EXERCISE BRIEF:
Give a verbatim quotation of every record.
* * *
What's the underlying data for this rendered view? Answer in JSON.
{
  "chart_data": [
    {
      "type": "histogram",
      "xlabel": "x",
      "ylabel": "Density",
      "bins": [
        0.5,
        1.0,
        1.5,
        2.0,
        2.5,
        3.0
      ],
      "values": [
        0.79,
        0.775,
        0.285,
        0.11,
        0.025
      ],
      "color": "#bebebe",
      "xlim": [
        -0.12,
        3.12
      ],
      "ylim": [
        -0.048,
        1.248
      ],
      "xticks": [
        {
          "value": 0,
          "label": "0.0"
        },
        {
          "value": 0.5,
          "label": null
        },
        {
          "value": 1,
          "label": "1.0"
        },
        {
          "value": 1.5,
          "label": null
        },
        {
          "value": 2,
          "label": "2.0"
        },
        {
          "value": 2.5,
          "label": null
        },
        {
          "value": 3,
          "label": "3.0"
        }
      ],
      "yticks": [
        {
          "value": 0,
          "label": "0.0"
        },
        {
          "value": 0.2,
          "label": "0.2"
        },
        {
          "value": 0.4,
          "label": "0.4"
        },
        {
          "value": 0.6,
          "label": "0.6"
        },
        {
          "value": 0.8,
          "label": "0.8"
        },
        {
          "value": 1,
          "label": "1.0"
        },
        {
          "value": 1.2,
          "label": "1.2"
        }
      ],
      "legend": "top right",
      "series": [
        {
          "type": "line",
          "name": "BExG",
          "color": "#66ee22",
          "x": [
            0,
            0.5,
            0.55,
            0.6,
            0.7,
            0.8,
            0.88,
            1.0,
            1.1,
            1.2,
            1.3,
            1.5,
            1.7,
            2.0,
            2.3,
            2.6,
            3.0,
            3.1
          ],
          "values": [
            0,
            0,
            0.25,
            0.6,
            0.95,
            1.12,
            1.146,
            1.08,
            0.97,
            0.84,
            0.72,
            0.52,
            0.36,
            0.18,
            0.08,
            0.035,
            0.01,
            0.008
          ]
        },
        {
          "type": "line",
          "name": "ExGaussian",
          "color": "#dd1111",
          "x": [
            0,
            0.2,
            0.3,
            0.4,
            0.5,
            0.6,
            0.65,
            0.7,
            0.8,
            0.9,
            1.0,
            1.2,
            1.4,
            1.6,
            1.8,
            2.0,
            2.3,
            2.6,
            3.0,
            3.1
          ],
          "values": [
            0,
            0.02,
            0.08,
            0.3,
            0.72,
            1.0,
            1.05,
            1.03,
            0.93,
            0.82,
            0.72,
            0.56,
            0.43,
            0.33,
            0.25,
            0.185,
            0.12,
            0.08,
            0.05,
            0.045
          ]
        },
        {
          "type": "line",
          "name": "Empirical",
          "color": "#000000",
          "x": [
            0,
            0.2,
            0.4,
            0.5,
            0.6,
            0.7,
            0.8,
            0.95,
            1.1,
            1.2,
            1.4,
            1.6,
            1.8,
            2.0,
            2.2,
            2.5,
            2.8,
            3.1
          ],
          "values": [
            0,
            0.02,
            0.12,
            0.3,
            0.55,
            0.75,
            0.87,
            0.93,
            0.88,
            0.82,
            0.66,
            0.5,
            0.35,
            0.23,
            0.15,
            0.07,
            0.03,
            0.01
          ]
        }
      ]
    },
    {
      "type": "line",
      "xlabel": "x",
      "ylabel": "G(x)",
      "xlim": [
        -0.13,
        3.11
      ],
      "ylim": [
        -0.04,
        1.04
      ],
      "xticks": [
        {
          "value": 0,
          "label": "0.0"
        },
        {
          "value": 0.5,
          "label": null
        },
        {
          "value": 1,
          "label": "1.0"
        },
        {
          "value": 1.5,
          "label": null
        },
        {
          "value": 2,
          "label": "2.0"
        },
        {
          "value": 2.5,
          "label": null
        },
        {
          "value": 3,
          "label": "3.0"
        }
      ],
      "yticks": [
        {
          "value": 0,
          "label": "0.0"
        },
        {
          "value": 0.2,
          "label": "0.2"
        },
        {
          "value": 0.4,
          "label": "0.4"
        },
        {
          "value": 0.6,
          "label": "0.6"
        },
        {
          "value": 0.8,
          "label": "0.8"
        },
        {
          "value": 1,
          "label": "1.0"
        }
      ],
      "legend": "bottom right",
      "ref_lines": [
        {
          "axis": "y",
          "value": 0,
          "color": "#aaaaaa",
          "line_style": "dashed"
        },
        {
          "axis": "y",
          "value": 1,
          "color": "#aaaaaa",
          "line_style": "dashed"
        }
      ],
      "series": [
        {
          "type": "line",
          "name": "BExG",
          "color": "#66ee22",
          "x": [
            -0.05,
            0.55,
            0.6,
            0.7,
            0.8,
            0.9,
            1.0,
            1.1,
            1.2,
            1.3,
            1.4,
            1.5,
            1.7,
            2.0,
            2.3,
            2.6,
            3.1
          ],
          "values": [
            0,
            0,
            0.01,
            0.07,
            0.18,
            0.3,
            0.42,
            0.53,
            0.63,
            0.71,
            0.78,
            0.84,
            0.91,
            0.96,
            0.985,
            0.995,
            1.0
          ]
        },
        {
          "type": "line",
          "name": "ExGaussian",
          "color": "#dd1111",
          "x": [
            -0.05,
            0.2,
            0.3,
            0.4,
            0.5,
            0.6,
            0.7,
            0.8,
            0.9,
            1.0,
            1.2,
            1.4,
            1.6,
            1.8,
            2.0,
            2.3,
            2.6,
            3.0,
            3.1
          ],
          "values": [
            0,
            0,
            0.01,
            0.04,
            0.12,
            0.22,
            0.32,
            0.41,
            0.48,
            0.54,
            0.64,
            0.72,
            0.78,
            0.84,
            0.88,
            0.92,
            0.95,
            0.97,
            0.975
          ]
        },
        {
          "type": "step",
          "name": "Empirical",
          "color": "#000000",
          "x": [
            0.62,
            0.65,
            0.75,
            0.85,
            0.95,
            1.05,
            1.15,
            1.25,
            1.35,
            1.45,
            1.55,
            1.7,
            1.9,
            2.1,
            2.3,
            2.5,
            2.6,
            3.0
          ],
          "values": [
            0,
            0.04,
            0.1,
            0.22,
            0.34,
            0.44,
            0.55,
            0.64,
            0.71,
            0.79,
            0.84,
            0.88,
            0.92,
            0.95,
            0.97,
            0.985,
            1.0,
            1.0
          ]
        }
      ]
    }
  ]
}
* * *
SOLUTION TO THE PROBLEM:
What's the underlying data for this rendered view? Answer in JSON.
{
  "chart_data": [
    {
      "type": "histogram",
      "xlabel": "x",
      "ylabel": "Density",
      "bins": [
        0.5,
        1.0,
        1.5,
        2.0,
        2.5,
        3.0
      ],
      "values": [
        0.79,
        0.775,
        0.285,
        0.11,
        0.025
      ],
      "color": "#bebebe",
      "xlim": [
        -0.12,
        3.12
      ],
      "ylim": [
        -0.048,
        1.248
      ],
      "xticks": [
        {
          "value": 0,
          "label": "0.0"
        },
        {
          "value": 0.5,
          "label": null
        },
        {
          "value": 1,
          "label": "1.0"
        },
        {
          "value": 1.5,
          "label": null
        },
        {
          "value": 2,
          "label": "2.0"
        },
        {
          "value": 2.5,
          "label": null
        },
        {
          "value": 3,
          "label": "3.0"
        }
      ],
      "yticks": [
        {
          "value": 0,
          "label": "0.0"
        },
        {
          "value": 0.2,
          "label": "0.2"
        },
        {
          "value": 0.4,
          "label": "0.4"
        },
        {
          "value": 0.6,
          "label": "0.6"
        },
        {
          "value": 0.8,
          "label": "0.8"
        },
        {
          "value": 1,
          "label": "1.0"
        },
        {
          "value": 1.2,
          "label": "1.2"
        }
      ],
      "legend": "top right",
      "series": [
        {
          "type": "line",
          "name": "BExG",
          "color": "#66ee22",
          "x": [
            0,
            0.5,
            0.55,
            0.6,
            0.7,
            0.8,
            0.88,
            1.0,
            1.1,
            1.2,
            1.3,
            1.5,
            1.7,
            2.0,
            2.3,
            2.6,
            3.0,
            3.1
          ],
          "values": [
            0,
            0,
            0.25,
            0.6,
            0.95,
            1.12,
            1.146,
            1.08,
            0.97,
            0.84,
            0.72,
            0.52,
            0.36,
            0.18,
            0.08,
            0.035,
            0.01,
            0.008
          ]
        },
        {
          "type": "line",
          "name": "ExGaussian",
          "color": "#dd1111",
          "x": [
            0,
            0.2,
            0.3,
            0.4,
            0.5,
            0.6,
            0.65,
            0.7,
            0.8,
            0.9,
            1.0,
            1.2,
            1.4,
            1.6,
            1.8,
            2.0,
            2.3,
            2.6,
            3.0,
            3.1
          ],
          "values": [
            0,
            0.02,
            0.08,
            0.3,
            0.72,
            1.0,
            1.05,
            1.03,
            0.93,
            0.82,
            0.72,
            0.56,
            0.43,
            0.33,
            0.25,
            0.185,
            0.12,
            0.08,
            0.05,
            0.045
          ]
        },
        {
          "type": "line",
          "name": "Empirical",
          "color": "#000000",
          "x": [
            0,
            0.2,
            0.4,
            0.5,
            0.6,
            0.7,
            0.8,
            0.95,
            1.1,
            1.2,
            1.4,
            1.6,
            1.8,
            2.0,
            2.2,
            2.5,
            2.8,
            3.1
          ],
          "values": [
            0,
            0.02,
            0.12,
            0.3,
            0.55,
            0.75,
            0.87,
            0.93,
            0.88,
            0.82,
            0.66,
            0.5,
            0.35,
            0.23,
            0.15,
            0.07,
            0.03,
            0.01
          ]
        }
      ]
    },
    {
      "type": "line",
      "xlabel": "x",
      "ylabel": "G(x)",
      "xlim": [
        -0.13,
        3.11
      ],
      "ylim": [
        -0.04,
        1.04
      ],
      "xticks": [
        {
          "value": 0,
          "label": "0.0"
        },
        {
          "value": 0.5,
          "label": null
        },
        {
          "value": 1,
          "label": "1.0"
        },
        {
          "value": 1.5,
          "label": null
        },
        {
          "value": 2,
          "label": "2.0"
        },
        {
          "value": 2.5,
          "label": null
        },
        {
          "value": 3,
          "label": "3.0"
        }
      ],
      "yticks": [
        {
          "value": 0,
          "label": "0.0"
        },
        {
          "value": 0.2,
          "label": "0.2"
        },
        {
          "value": 0.4,
          "label": "0.4"
        },
        {
          "value": 0.6,
          "label": "0.6"
        },
        {
          "value": 0.8,
          "label": "0.8"
        },
        {
          "value": 1,
          "label": "1.0"
        }
      ],
      "legend": "bottom right",
      "ref_lines": [
        {
          "axis": "y",
          "value": 0,
          "color": "#aaaaaa",
          "line_style": "dashed"
        },
        {
          "axis": "y",
          "value": 1,
          "color": "#aaaaaa",
          "line_style": "dashed"
        }
      ],
      "series": [
        {
          "type": "line",
          "name": "BExG",
          "color": "#66ee22",
          "x": [
            -0.05,
            0.55,
            0.6,
            0.7,
            0.8,
            0.9,
            1.0,
            1.1,
            1.2,
            1.3,
            1.4,
            1.5,
            1.7,
            2.0,
            2.3,
            2.6,
            3.1
          ],
          "values": [
            0,
            0,
            0.01,
            0.07,
            0.18,
            0.3,
            0.42,
            0.53,
            0.63,
            0.71,
            0.78,
            0.84,
            0.91,
            0.96,
            0.985,
            0.995,
            1.0
          ]
        },
        {
          "type": "line",
          "name": "ExGaussian",
          "color": "#dd1111",
          "x": [
            -0.05,
            0.2,
            0.3,
            0.4,
            0.5,
            0.6,
            0.7,
            0.8,
            0.9,
            1.0,
            1.2,
            1.4,
            1.6,
            1.8,
            2.0,
            2.3,
            2.6,
            3.0,
            3.1
          ],
          "values": [
            0,
            0,
            0.01,
            0.04,
            0.12,
            0.22,
            0.32,
            0.41,
            0.48,
            0.54,
            0.64,
            0.72,
            0.78,
            0.84,
            0.88,
            0.92,
            0.95,
            0.97,
            0.975
          ]
        },
        {
          "type": "step",
          "name": "Empirical",
          "color": "#000000",
          "x": [
            0.62,
            0.65,
            0.75,
            0.85,
            0.95,
            1.05,
            1.15,
            1.25,
            1.35,
            1.45,
            1.55,
            1.7,
            1.9,
            2.1,
            2.3,
            2.5,
            2.6,
            3.0
          ],
          "values": [
            0,
            0.04,
            0.1,
            0.22,
            0.34,
            0.44,
            0.55,
            0.64,
            0.71,
            0.79,
            0.84,
            0.88,
            0.92,
            0.95,
            0.97,
            0.985,
            1.0,
            1.0
          ]
        }
      ]
    }
  ]
}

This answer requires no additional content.